* SOURCE *

## Begin

The Minister said in the statement that we must, in the UK, build a shared vision of the kind of economy and future trading relationships that we want with the EU. Of course, I applaud the sentiment, but it doesn't really bear much scrutiny because all the language of the statement and the attitudes that the Minister herself, in particular, has adopted in recent years, point in the opposite direction. She doesn't share the vision of the UK Government on Brexit at all.

In fact, the statement itself and what she said in reply to other questions earlier on point to the fact that she is still fighting the same debates that we had in the referendum campaign and the general election in 2017 and, indeed, even the general election just a few weeks ago, talking about the need for regulatory alignment. Well, if you go into negotiations on the basis that, 'Yes, we are going to ask for everything that you've got already and we're not going to give anything away', then you're inevitably not going to come back from negotiations with a successful result. No United Kingdom Government is going to pay the slightest attention to the Welsh Government if it carries on harping on about these themes.

The tune is exactly the same. All that's happened as a result of the general election is that they have changed the key. Otherwise, the tune is exactly the same as the one that they have been piping away at unsuccessfully for the last three and a half years. You would think that the Labour Party should at last have learned something from the devastating wipeout of the general election, particularly in Wales, where the Conservatives now hold an unprecedented number of seats at Westminster as a proportion of the total.

If the Welsh Government really wants to be taken seriously by the UK Government, they have to get behind the message that the UK Government itself is putting forward and has since Theresa May, of unlamented memory, departed the scene. Boris Johnson is a different kind of leader from Theresa May. He's going to take a positive, optimistic view of negotiations in the world, and he's going to play, I trust, much more hardball in our negotiations with Monsieur Barnier. Theresa May completely failed to deliver on the referendum result because she adopted the same frame of mind that, unfortunately, I think I still see in the person of the Minister who is making this statement today. I don't think that she particularly wants to be known as the Theresa May of Welsh politics, but she has a danger, I think, at least in this respect, of earning that sobriquet.

## End

* Listings of regions and labels *
## Begin

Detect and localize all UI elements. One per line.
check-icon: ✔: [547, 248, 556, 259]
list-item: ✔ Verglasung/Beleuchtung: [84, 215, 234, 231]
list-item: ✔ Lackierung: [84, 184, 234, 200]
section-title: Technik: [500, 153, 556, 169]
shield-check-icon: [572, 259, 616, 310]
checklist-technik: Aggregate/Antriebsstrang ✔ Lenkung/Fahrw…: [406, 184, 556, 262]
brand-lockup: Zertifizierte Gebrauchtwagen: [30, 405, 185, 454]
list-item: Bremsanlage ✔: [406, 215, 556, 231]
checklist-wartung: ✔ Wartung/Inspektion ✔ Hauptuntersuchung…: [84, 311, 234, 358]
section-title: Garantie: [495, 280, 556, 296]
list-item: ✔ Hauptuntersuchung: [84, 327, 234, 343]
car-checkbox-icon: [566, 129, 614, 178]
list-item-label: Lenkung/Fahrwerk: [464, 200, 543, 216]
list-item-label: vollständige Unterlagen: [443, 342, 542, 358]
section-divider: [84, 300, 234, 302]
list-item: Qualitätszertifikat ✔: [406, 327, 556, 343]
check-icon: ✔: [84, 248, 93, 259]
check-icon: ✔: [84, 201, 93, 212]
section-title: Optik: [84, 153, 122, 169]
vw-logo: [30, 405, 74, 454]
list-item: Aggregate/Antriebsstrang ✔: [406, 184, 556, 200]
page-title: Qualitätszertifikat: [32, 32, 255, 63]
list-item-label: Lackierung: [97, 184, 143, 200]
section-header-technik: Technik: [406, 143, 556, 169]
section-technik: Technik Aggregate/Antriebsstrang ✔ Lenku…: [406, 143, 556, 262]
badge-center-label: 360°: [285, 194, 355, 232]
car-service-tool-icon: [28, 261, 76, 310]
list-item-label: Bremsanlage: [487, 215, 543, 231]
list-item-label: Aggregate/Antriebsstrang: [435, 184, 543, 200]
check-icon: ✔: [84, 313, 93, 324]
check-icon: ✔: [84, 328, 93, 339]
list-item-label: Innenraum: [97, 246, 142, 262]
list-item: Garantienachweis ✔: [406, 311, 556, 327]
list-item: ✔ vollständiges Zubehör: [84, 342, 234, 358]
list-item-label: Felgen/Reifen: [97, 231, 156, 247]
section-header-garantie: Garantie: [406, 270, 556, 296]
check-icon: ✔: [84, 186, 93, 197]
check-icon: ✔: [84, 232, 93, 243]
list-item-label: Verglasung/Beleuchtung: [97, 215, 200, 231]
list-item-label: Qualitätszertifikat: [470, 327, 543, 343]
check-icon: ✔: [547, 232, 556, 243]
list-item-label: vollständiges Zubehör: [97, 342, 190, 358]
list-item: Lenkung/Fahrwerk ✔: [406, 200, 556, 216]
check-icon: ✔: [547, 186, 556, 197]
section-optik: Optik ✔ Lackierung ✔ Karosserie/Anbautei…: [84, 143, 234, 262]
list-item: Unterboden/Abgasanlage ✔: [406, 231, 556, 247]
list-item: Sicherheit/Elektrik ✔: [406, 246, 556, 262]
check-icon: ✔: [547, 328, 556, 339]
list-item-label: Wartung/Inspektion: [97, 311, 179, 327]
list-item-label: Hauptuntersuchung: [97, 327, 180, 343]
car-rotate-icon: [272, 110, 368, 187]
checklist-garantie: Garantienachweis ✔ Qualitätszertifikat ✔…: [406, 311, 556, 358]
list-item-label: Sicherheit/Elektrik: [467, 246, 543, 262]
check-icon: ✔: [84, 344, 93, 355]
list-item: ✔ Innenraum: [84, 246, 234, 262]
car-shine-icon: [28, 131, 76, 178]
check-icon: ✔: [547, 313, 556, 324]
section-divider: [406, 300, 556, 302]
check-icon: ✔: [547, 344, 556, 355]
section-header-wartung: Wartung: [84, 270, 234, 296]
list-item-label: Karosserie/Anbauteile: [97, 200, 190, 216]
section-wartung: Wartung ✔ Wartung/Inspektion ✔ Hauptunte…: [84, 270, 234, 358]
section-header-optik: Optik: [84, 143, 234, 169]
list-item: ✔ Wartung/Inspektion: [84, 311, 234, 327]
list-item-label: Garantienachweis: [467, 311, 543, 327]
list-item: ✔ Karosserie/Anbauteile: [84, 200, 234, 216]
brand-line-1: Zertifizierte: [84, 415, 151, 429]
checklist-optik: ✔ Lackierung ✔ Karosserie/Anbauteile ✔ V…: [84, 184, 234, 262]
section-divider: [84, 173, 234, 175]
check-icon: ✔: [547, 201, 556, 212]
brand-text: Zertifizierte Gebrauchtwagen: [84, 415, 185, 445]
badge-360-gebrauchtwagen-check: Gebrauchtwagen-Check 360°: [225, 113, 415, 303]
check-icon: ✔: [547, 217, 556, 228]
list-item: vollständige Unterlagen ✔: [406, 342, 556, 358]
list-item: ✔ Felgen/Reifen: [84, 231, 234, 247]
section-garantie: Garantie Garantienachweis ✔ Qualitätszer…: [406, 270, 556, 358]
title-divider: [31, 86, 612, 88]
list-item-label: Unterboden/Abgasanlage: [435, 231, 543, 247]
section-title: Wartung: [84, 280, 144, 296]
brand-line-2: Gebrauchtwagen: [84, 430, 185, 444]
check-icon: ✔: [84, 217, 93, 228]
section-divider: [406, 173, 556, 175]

## End

* WHAT YOU WILL DO *
1) Translate this sentence from the Brexit speech into French: "Boris Johnson is a different kind of leader from Theresa May."
2) Using the Brexit speech, answer each question briefly:
(a) Besides the referendum campaign, which earlier general election does the speaker name by year?
(b) With whom does the speaker hope Boris Johnson will play "much more hardball" in negotiations?
(c) Which party, according to the speaker, now holds an unprecedented number of Welsh seats at Westminster?
3) Condense the paragraph of the Brexit speech that begins "The tune is exactly the same" into two or three sentences, keeping its main points.

* PER-TASK ANSWERS *
1) Boris Johnson est un autre type de dirigeant que Theresa May.

2)
(a) The general election in 2017.
(b) Monsieur Barnier.
(c) The Conservatives.

3) The speaker argues that the general election has changed only the key, not the tune, which is the same one played without success for the last three and a half years. Labour should by now have learned from its devastating wipeout, especially in Wales, where the Conservatives hold an unprecedented proportion of the seats at Westminster.